Riassumi in due frasi il testo sul ruolo della Cina nell'eolico offshore europeo.

● **Testo di partenza**:

********

Un articolo realizzato dall’Oxford Institute for Energy Studies esamina ciò che attualmente sappiamo sui rischi e i benefici economici, industriali e geopolitici, ma anche ciò che non sappiamo
L’eolico offshore è una componente importante degli obiettivi energetici e climatici dell’Europa, ma l’Unione europea e il Regno Unito non stanno raggiungendo i loro obiettivi di installazione per il 2030 a causa di ritardi normativi e costi crescenti. Nel frattempo, i produttori di apparecchiature originali (OEM) cinesi competono nelle gare d’appalto europee e valutano la produzione locale, sollevando questioni strategiche per i responsabili politici. Sebbene la partecipazione cinese possa ridurre i costi e aumentare la concorrenza, cresce il timore che possa “svuotare” le capacità industriali europee e creare nuove vulnerabilità in termini di sicurezza.
Un articolo realizzato dall’Oxford Institute for Energy Studies esamina ciò che attualmente sappiamo sui rischi e i benefici economici, industriali e geopolitici, ma anche ciò che non sappiamo. Basato sulla letteratura accademica e su interviste con esperti del settore e della sicurezza, il documento cerca di andare oltre i titoli semplicistici e di alimentare un dibattito equilibrato sul ruolo emergente della Cina nel settore eolico offshore europeo. L’articolo, per le sue analisi, si è basato su letteratura accademica, rapporti politici, stampa e interviste con sviluppatori, OEM, gestori di rete, esperti di sicurezza informatica e decisori politici.

********

● **Dati forniti**:
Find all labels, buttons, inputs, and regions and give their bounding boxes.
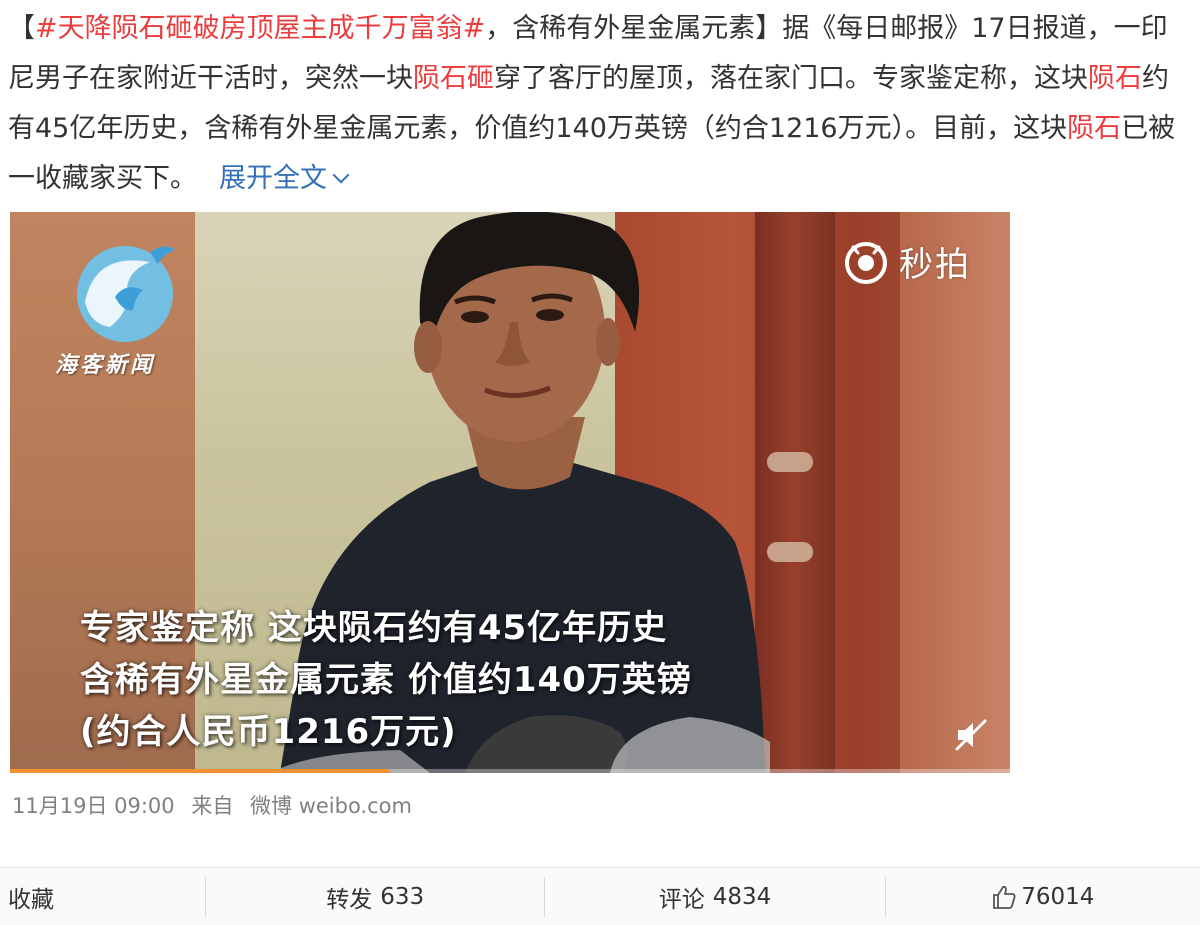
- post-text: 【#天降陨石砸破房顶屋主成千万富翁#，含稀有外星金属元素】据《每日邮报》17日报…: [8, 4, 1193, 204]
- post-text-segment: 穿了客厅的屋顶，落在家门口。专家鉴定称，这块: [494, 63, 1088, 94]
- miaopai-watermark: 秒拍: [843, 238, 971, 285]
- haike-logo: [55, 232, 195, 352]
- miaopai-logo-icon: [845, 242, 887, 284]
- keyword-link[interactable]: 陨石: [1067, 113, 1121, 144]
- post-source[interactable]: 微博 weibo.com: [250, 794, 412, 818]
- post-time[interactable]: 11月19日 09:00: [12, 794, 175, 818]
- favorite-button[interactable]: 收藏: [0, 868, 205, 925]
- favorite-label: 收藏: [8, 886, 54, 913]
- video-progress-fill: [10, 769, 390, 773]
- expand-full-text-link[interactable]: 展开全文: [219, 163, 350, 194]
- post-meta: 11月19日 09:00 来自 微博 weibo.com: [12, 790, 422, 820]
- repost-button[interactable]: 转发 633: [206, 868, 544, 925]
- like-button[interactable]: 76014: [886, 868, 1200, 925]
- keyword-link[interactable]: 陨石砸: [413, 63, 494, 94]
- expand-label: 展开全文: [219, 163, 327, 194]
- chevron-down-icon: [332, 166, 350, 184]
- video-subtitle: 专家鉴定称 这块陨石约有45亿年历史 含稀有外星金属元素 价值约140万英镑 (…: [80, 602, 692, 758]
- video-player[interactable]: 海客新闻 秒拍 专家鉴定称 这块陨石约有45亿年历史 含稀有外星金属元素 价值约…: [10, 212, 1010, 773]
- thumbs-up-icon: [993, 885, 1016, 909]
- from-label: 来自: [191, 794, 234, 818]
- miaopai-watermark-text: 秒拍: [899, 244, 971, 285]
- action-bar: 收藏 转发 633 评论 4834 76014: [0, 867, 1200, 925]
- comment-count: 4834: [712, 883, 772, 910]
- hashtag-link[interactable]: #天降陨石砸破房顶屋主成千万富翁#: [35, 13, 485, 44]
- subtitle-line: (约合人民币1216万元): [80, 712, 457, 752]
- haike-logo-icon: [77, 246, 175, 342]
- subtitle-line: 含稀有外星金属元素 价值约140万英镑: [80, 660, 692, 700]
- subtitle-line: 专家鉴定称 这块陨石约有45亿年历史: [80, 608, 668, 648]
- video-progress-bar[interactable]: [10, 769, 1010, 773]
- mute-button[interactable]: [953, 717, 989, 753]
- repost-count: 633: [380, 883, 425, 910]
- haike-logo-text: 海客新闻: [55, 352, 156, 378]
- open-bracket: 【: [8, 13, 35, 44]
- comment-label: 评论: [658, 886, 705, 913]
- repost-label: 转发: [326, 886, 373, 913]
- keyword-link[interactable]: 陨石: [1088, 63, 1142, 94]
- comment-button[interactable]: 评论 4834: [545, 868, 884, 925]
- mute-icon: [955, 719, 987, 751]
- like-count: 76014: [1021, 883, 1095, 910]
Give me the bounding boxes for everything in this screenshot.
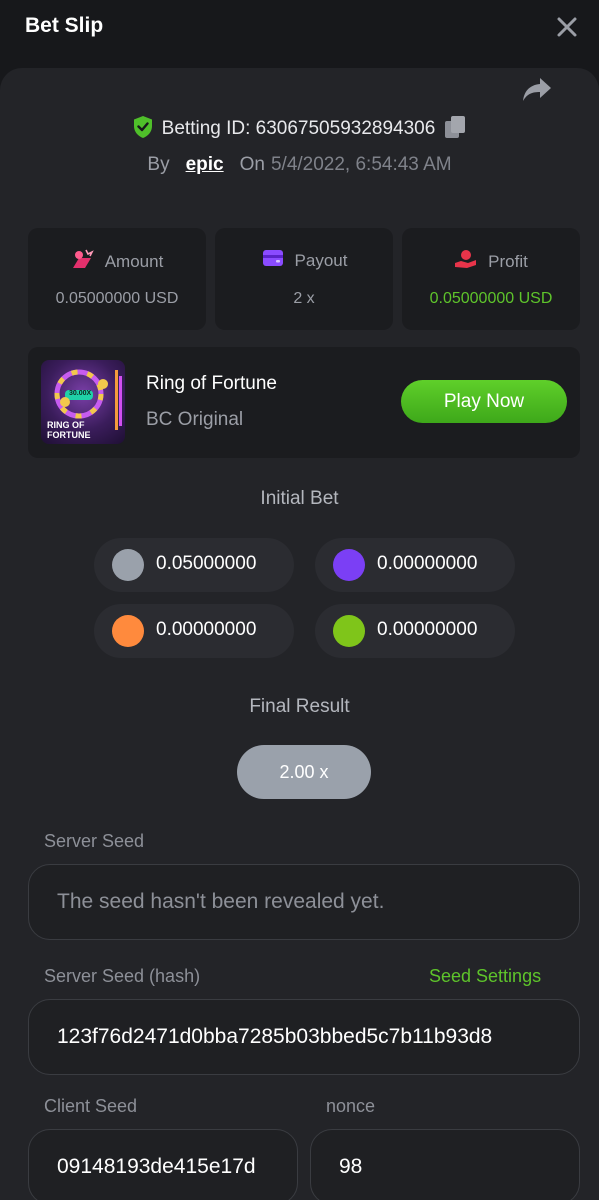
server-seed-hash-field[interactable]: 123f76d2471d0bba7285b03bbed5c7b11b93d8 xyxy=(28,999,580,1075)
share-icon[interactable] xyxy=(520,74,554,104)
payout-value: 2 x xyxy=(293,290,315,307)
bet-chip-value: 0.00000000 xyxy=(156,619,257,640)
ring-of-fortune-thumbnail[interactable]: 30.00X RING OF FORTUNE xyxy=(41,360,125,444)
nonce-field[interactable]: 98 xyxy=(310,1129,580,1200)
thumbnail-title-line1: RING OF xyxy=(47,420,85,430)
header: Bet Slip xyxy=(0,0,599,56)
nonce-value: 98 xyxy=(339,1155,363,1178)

********

● **Risposta al compito**:
L'eolico offshore è importante per gli obiettivi energetici e climatici dell'Europa, ma l'Unione europea e il Regno Unito non stanno raggiungendo i loro obiettivi di installazione per il 2030 a causa di ritardi normativi e costi crescenti, mentre i produttori cinesi di apparecchiature competono nelle gare d'appalto europee e valutano la produzione locale. Un articolo dell'Oxford Institute for Energy Studies, basato su letteratura accademica, rapporti politici, stampa e interviste, esamina rischi e benefici di questa partecipazione cinese: potrebbe ridurre i costi e aumentare la concorrenza, ma fa temere uno svuotamento delle capacità industriali europee e nuove vulnerabilità di sicurezza.